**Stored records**
*-*-*
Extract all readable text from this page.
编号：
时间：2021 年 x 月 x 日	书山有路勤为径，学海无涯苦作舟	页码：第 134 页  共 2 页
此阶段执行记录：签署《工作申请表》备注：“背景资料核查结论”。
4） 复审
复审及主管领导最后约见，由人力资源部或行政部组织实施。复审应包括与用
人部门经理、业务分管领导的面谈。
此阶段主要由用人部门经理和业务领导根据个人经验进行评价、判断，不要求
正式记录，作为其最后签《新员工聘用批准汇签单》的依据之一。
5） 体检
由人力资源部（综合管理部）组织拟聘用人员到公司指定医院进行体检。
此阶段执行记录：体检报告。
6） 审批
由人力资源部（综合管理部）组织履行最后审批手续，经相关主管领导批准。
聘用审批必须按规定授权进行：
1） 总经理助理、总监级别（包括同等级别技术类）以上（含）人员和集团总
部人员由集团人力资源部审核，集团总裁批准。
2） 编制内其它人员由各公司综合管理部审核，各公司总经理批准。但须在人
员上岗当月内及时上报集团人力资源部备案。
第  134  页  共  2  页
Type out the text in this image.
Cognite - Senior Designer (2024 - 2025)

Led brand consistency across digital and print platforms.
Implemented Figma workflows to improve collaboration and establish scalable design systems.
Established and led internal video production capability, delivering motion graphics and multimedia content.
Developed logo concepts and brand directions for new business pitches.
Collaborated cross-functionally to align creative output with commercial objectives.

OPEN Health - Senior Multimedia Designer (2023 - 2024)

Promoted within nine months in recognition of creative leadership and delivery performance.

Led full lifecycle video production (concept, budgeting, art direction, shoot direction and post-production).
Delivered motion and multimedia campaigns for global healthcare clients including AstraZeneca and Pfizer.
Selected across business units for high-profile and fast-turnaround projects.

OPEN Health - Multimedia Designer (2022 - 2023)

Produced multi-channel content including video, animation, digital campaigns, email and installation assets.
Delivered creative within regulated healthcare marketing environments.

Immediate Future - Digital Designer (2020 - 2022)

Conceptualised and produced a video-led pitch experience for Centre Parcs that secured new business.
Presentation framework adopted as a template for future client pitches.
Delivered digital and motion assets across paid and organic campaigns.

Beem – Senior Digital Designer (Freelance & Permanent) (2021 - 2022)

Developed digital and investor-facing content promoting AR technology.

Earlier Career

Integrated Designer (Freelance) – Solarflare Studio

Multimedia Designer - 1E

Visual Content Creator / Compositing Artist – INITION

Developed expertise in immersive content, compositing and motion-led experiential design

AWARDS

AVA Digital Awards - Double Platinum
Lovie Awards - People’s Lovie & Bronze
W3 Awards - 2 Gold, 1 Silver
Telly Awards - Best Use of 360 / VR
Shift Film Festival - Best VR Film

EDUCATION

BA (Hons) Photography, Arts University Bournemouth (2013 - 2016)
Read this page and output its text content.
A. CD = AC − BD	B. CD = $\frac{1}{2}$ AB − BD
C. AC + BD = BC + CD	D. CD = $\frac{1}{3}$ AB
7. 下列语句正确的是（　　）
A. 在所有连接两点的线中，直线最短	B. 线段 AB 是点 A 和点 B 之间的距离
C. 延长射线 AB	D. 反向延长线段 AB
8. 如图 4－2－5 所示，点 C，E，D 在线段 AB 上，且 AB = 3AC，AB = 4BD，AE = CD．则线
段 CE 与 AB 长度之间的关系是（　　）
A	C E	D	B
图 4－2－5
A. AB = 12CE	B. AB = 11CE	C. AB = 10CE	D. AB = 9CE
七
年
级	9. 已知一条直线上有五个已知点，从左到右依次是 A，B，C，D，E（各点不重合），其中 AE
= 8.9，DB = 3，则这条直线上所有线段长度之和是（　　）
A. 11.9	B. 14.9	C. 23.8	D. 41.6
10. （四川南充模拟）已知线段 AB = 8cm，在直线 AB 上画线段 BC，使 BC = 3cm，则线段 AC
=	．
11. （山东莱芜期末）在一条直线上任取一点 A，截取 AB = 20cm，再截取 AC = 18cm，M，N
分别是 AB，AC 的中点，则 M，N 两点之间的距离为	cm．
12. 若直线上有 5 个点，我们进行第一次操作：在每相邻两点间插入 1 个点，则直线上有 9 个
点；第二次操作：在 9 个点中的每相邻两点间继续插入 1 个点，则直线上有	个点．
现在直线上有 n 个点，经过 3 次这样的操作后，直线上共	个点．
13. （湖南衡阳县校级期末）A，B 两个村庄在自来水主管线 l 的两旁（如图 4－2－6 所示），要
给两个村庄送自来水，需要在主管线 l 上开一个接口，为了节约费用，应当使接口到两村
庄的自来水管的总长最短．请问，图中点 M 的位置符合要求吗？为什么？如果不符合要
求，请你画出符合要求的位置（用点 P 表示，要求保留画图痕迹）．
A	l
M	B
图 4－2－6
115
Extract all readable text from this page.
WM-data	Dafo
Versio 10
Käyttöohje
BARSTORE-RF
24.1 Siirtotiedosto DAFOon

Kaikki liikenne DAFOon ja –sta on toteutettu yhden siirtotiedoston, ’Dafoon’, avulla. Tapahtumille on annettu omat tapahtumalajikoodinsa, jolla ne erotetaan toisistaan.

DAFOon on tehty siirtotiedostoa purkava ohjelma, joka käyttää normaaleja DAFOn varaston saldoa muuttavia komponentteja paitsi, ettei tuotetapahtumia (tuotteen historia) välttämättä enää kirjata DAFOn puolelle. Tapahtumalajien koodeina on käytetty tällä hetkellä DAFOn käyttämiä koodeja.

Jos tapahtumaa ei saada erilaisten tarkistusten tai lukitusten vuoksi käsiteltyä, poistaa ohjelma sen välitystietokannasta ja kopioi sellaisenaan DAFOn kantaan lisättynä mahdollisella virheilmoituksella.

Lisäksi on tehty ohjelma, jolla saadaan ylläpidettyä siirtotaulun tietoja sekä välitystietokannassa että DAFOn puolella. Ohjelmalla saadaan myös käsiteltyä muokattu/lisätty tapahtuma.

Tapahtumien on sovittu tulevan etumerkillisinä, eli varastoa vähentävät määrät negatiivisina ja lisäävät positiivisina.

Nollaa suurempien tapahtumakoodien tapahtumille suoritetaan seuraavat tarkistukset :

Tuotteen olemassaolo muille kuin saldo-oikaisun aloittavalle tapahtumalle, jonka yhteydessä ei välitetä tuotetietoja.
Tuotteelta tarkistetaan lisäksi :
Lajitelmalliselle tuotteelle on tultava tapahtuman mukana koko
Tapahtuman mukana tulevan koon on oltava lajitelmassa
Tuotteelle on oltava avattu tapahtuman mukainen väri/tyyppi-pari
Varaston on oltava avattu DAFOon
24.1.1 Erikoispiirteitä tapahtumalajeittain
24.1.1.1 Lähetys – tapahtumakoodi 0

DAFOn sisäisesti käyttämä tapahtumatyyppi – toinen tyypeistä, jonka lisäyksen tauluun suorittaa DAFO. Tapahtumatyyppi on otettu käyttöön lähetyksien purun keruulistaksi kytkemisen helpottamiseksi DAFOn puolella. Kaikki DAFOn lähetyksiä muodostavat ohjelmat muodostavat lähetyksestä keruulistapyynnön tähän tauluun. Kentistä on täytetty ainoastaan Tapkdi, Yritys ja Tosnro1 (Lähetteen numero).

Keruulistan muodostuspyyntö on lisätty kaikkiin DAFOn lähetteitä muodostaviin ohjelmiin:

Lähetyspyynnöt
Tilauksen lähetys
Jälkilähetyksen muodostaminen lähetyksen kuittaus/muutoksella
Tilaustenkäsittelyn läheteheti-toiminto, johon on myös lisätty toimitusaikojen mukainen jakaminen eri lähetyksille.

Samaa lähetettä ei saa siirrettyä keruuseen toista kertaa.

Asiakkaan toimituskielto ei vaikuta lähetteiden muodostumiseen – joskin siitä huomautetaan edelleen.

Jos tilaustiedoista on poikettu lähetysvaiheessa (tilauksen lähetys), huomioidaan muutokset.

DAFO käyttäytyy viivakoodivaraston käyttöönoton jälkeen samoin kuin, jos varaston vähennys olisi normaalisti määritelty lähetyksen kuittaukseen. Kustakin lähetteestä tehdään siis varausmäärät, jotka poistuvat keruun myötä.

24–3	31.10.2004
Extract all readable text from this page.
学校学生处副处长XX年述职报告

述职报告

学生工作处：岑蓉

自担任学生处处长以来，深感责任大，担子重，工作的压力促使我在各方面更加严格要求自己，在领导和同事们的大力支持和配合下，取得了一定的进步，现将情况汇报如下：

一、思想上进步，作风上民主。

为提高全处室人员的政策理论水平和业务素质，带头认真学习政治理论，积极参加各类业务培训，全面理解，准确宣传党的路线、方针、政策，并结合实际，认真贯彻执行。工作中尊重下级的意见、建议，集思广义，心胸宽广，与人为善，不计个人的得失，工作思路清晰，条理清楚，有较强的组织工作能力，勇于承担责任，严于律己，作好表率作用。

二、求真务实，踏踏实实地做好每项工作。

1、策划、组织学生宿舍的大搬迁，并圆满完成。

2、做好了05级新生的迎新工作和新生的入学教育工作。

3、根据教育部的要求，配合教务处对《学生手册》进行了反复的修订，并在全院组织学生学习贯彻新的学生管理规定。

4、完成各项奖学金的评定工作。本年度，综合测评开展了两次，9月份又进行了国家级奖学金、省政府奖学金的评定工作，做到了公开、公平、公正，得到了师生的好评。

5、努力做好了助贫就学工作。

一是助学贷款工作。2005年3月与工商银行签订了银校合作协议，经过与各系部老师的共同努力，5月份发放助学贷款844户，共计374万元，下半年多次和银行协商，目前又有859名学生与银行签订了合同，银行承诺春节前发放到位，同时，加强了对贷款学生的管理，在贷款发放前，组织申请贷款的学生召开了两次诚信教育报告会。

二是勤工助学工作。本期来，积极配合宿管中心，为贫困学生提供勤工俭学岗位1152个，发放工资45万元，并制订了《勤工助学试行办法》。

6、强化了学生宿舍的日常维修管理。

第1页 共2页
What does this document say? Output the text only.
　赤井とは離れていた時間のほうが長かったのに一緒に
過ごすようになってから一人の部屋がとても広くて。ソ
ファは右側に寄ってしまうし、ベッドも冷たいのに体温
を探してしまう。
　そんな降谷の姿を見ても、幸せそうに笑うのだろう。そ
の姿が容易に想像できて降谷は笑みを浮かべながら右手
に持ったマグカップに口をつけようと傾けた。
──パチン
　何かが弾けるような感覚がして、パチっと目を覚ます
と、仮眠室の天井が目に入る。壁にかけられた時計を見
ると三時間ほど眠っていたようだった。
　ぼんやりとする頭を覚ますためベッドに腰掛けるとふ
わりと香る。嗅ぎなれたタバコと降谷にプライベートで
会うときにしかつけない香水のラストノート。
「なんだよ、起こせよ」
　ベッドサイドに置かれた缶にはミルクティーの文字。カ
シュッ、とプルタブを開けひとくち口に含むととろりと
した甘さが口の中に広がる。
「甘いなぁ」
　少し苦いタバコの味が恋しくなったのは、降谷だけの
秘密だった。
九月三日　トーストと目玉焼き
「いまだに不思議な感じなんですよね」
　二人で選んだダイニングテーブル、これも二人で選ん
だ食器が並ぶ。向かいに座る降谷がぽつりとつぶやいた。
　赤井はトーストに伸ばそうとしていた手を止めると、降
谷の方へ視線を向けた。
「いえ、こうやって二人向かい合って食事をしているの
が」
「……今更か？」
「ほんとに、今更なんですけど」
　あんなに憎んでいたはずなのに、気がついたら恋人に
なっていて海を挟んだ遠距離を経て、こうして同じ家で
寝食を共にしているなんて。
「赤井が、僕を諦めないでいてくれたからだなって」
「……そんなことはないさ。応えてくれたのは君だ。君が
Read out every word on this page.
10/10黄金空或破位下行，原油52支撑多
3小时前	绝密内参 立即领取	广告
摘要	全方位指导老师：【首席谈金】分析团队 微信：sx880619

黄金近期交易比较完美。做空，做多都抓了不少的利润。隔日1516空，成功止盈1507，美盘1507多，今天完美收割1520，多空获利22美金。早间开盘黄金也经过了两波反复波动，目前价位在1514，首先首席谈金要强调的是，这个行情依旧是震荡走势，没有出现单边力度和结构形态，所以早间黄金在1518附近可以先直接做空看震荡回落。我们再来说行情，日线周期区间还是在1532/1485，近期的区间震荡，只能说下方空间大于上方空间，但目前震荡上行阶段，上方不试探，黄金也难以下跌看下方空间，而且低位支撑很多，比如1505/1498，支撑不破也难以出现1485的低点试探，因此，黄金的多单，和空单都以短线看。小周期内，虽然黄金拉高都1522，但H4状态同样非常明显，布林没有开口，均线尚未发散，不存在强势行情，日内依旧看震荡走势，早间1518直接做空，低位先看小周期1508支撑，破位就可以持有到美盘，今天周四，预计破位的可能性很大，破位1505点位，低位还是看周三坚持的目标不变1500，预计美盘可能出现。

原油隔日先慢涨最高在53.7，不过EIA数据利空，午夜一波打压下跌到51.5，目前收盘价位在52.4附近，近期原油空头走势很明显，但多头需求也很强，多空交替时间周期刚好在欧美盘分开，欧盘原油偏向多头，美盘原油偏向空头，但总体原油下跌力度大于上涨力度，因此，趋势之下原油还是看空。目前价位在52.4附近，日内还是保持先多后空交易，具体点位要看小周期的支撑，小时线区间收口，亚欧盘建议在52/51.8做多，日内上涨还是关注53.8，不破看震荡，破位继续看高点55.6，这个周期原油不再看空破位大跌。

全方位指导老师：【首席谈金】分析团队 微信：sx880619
*-*-*
**Task goal**
Each line from the one containing "Read out every word on this page." to the end of the listing above should be copied exactly, and nothing else.

**Completed exercise**
Read out every word on this page.
10/10黄金空或破位下行，原油52支撑多
3小时前	绝密内参 立即领取	广告
摘要	全方位指导老师：【首席谈金】分析团队 微信：sx880619

黄金近期交易比较完美。做空，做多都抓了不少的利润。隔日1516空，成功止盈1507，美盘1507多，今天完美收割1520，多空获利22美金。早间开盘黄金也经过了两波反复波动，目前价位在1514，首先首席谈金要强调的是，这个行情依旧是震荡走势，没有出现单边力度和结构形态，所以早间黄金在1518附近可以先直接做空看震荡回落。我们再来说行情，日线周期区间还是在1532/1485，近期的区间震荡，只能说下方空间大于上方空间，但目前震荡上行阶段，上方不试探，黄金也难以下跌看下方空间，而且低位支撑很多，比如1505/1498，支撑不破也难以出现1485的低点试探，因此，黄金的多单，和空单都以短线看。小周期内，虽然黄金拉高都1522，但H4状态同样非常明显，布林没有开口，均线尚未发散，不存在强势行情，日内依旧看震荡走势，早间1518直接做空，低位先看小周期1508支撑，破位就可以持有到美盘，今天周四，预计破位的可能性很大，破位1505点位，低位还是看周三坚持的目标不变1500，预计美盘可能出现。

原油隔日先慢涨最高在53.7，不过EIA数据利空，午夜一波打压下跌到51.5，目前收盘价位在52.4附近，近期原油空头走势很明显，但多头需求也很强，多空交替时间周期刚好在欧美盘分开，欧盘原油偏向多头，美盘原油偏向空头，但总体原油下跌力度大于上涨力度，因此，趋势之下原油还是看空。目前价位在52.4附近，日内还是保持先多后空交易，具体点位要看小周期的支撑，小时线区间收口，亚欧盘建议在52/51.8做多，日内上涨还是关注53.8，不破看震荡，破位继续看高点55.6，这个周期原油不再看空破位大跌。

全方位指导老师：【首席谈金】分析团队 微信：sx880619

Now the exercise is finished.